For everyday users, the impact will be indirect but potentially significant. Microsoft has indicated that MAI models will eventually appear in its consumer products. Voice features in Teams, transcription in Word, and image generation in Designer could all benefit from faster and cheaper underlying models.
Developers exploring no-code AI app building may also find new capabilities as Foundry's model catalog expands - particularly for applications that combine voice, text, and image generation in a single workflow.
The Bigger Picture
Microsoft's move reflects a broader shift in the AI industry: the major cloud providers are all building full-stack AI capabilities rather than relying on a single model partner. Google has Gemini. Amazon has its partnership with Anthropic plus its own Nova models. Microsoft now has both OpenAI and its own growing MAI family.
The competitive landscape for AI productivity tools is evolving rapidly. As model costs drop and performance converges, the differentiator increasingly becomes distribution - which platform can put the right model in front of the right user at the right time. With 400 million monthly active Microsoft 365 users, Microsoft's distribution advantage remains formidable.
For a broader view of how the leading AI platforms compare on features and pricing, see our Claude vs ChatGPT comparison for 2026.
Source: TechCrunch ยท Microsoft AI Blog
Frequently Asked Questions
What are the three new Microsoft AI models?
The three models are MAI-Transcribe-1 for speech-to-text transcription across 25 languages, MAI-Voice-1 for generating custom audio and voices, and MAI-Image-2 for creating images from text prompts. All three are available through Microsoft Foundry, and the transcription and voice models are also accessible via MAI Playground.
How much do the new Microsoft AI models cost?
MAI-Transcribe-1 starts at $0.36 per hour. MAI-Voice-1 starts at $22 per million characters. MAI-Image-2 starts at $5 per million tokens for text input and $33 per million tokens for image output. Microsoft has positioned these prices below comparable offerings from OpenAI and Google.

Extracted data entries
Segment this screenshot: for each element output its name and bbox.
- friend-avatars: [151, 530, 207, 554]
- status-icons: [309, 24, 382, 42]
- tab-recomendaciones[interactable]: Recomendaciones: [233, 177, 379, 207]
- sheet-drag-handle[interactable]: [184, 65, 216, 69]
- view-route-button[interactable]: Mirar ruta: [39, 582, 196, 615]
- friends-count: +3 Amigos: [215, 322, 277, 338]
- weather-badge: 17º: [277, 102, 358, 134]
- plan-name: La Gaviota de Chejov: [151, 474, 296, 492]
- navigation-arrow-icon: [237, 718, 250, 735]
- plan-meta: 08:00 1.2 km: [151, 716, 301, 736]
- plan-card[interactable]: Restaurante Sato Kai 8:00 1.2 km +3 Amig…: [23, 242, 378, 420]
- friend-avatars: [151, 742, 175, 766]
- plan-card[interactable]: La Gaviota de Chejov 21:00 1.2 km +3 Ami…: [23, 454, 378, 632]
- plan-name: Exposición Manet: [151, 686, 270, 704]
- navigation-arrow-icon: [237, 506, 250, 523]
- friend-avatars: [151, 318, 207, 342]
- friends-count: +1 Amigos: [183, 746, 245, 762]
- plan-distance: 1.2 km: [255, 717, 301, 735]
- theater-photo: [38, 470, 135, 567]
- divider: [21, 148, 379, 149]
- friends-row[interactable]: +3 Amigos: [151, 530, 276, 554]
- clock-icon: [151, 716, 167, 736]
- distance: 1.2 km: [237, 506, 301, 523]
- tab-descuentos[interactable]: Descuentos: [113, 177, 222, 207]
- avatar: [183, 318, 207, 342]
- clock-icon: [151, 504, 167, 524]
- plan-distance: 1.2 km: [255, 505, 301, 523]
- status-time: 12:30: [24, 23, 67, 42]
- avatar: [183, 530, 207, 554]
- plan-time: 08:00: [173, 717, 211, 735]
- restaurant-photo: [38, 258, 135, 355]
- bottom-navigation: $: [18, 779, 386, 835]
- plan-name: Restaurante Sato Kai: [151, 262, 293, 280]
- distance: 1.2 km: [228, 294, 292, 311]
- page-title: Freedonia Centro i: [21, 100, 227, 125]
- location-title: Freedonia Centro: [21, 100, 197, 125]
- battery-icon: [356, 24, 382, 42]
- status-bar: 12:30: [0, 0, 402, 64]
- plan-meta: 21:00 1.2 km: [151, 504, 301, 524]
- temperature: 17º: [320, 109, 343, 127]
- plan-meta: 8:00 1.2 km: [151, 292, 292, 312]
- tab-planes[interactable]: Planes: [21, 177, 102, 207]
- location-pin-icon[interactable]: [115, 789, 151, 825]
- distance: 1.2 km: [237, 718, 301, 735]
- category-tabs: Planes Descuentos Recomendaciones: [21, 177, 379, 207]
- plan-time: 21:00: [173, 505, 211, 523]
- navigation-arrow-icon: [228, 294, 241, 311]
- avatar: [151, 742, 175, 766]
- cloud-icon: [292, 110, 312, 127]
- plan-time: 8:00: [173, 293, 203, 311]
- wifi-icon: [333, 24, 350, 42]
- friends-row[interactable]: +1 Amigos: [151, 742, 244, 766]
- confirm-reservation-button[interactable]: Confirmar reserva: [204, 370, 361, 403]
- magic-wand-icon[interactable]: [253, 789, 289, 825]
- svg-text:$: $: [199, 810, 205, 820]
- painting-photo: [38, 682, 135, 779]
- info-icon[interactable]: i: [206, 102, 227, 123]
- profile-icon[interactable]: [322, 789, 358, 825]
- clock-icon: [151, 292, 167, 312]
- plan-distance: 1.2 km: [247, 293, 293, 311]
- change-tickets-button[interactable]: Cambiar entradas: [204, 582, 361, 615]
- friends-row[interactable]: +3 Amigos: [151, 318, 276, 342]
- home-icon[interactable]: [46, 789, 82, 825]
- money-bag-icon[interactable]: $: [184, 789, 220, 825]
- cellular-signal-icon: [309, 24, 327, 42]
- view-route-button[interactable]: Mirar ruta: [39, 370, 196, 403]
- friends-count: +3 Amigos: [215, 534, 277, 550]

*What to work on*
1. According to the article on Microsoft's new AI models, why is distribution increasingly becoming the differentiator among AI productivity tools?
2. Reproduce the stretch of the article on Microsoft's new AI models from "Source: TechCrunch ยท" through "OpenAI and Google.".
3. Pick up the article on Microsoft's new AI models after its final sentence and keep writing.

*Answers to this exercise*
1. Distribution matters more because model costs are dropping and model performance is converging. What increasingly sets platforms apart is which one can put the right model in front of the right user at the right time.

2.
Source: TechCrunch ยท Microsoft AI Blog
Frequently Asked Questions
What are the three new Microsoft AI models?
The three models are MAI-Transcribe-1 for speech-to-text transcription across 25 languages, MAI-Voice-1 for generating custom audio and voices, and MAI-Image-2 for creating images from text prompts. All three are available through Microsoft Foundry, and the transcription and voice models are also accessible via MAI Playground.
How much do the new Microsoft AI models cost?
MAI-Transcribe-1 starts at $0.36 per hour. MAI-Voice-1 starts at $22 per million characters. MAI-Image-2 starts at $5 per million tokens for text input and $33 per million tokens for image output. Microsoft has positioned these prices below comparable offerings from OpenAI and Google.

3.
Who leads Microsoft AI and the MAI Superintelligence team?
Mustafa Suleyman, co-founder of DeepMind and CEO of Microsoft AI, leads the division. The MAI Superintelligence team was formed in November 2025 specifically to develop frontier AI models. Suleyman has described the team's approach as "Humanist AI" - putting practical human communication at the center of model design.
Does this affect Microsoft's partnership with OpenAI?
Microsoft says it remains committed to its OpenAI partnership, which has included more than $13 billion in investment. However, a recent renegotiation of that partnership gave Microsoft more freedom to develop and deploy its own competing models. The company takes a similar dual approach with AI chips - building its own while also purchasing from NVIDIA and AMD.
How does MAI-Image-2 compare to free AI image generators?
MAI-Image-2 is an API-first model aimed at developers and enterprises, not a consumer tool. It is priced per token rather than offered as a free creative tool. Users looking for free options can explore standalone alternatives to Midjourney or experiment with free AI video generation tools that also include image capabilities.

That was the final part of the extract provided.